» **Request**: Repeat the span of the entries below that starts at the line with "Convert this screenshot" and ends at the line with "What data populates", nothing more. Skip the pictures.

» **Recorded information**:
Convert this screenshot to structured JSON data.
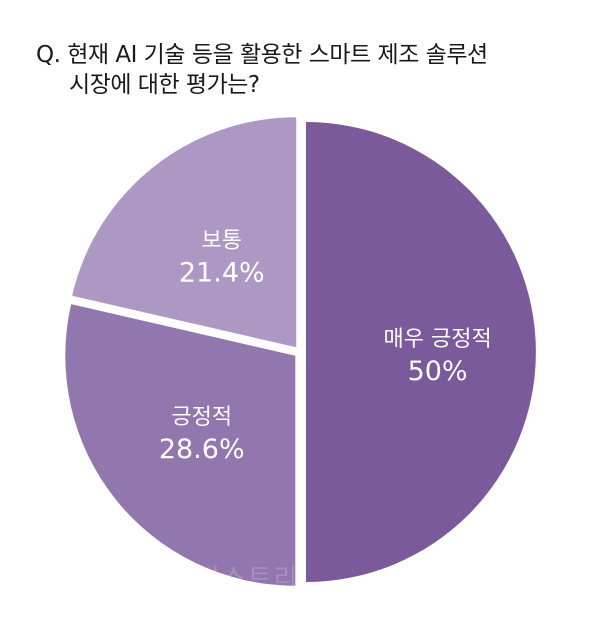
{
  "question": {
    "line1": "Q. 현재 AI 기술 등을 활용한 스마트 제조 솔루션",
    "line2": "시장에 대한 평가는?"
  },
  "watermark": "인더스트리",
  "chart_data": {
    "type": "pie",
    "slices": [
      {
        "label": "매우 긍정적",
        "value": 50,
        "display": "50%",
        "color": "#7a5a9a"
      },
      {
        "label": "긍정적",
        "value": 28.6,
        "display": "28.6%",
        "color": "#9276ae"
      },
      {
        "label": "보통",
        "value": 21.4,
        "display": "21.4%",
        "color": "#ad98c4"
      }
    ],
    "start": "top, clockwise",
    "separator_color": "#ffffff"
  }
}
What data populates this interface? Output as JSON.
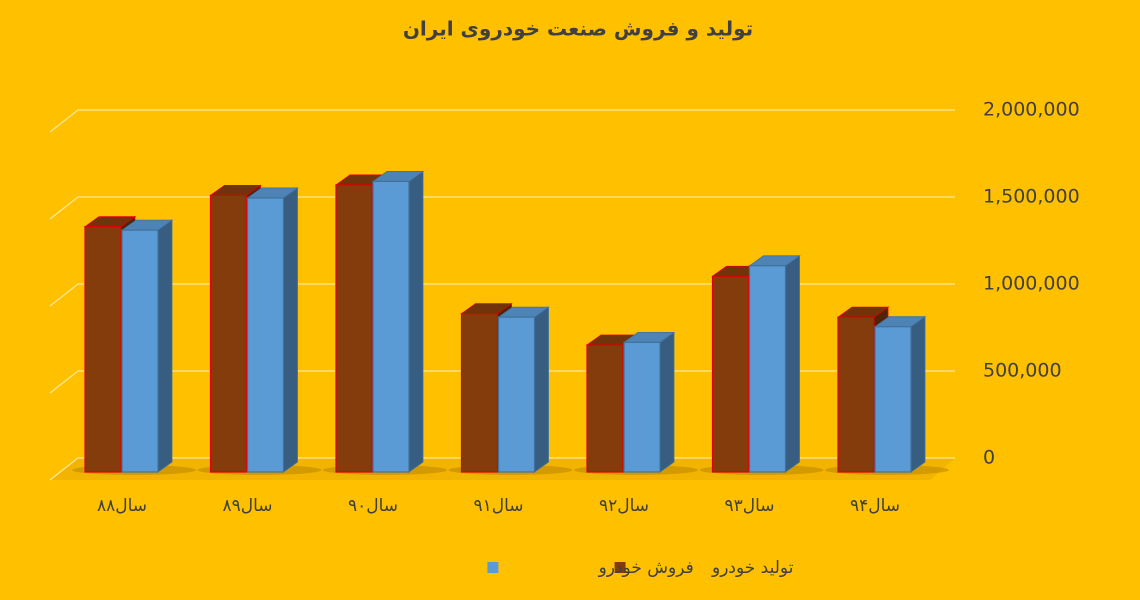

* * *

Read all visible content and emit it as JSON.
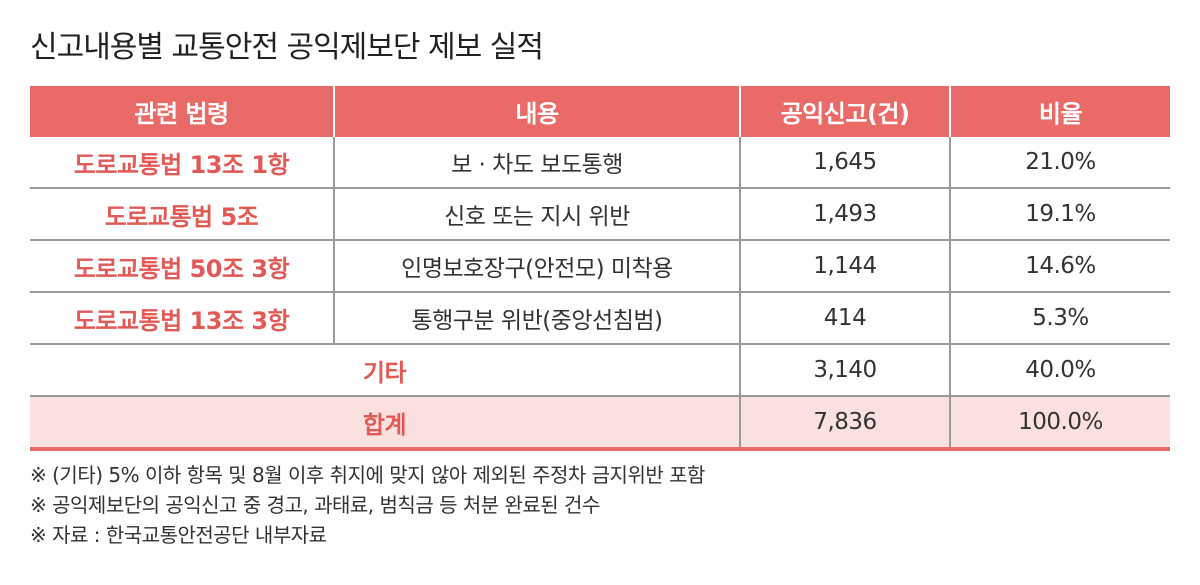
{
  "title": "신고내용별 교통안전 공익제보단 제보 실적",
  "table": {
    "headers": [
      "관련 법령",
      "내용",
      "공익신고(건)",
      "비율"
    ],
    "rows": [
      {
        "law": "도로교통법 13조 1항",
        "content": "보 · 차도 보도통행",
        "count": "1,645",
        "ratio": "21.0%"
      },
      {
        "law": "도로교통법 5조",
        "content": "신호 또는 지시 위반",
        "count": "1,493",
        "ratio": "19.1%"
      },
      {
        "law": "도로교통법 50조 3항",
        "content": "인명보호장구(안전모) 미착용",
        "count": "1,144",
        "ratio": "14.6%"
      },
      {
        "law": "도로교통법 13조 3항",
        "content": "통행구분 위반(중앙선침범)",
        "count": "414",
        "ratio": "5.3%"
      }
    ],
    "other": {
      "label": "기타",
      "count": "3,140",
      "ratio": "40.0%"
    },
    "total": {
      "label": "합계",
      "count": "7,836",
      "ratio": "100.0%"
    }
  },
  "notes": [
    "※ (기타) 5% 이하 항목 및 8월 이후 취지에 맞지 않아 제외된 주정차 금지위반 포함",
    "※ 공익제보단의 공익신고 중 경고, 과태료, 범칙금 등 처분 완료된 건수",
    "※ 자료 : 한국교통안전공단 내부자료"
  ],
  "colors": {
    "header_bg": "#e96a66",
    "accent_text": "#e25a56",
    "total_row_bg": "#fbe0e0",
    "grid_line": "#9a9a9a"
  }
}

» **Response to the exercise**:
Convert this screenshot to structured JSON data.
{
  "question": {
    "line1": "Q. 현재 AI 기술 등을 활용한 스마트 제조 솔루션",
    "line2": "시장에 대한 평가는?"
  },
  "watermark": "인더스트리",
  "chart_data": {
    "type": "pie",
    "slices": [
      {
        "label": "매우 긍정적",
        "value": 50,
        "display": "50%",
        "color": "#7a5a9a"
      },
      {
        "label": "긍정적",
        "value": 28.6,
        "display": "28.6%",
        "color": "#9276ae"
      },
      {
        "label": "보통",
        "value": 21.4,
        "display": "21.4%",
        "color": "#ad98c4"
      }
    ],
    "start": "top, clockwise",
    "separator_color": "#ffffff"
  }
}
What data populates this interface? Output as JSON.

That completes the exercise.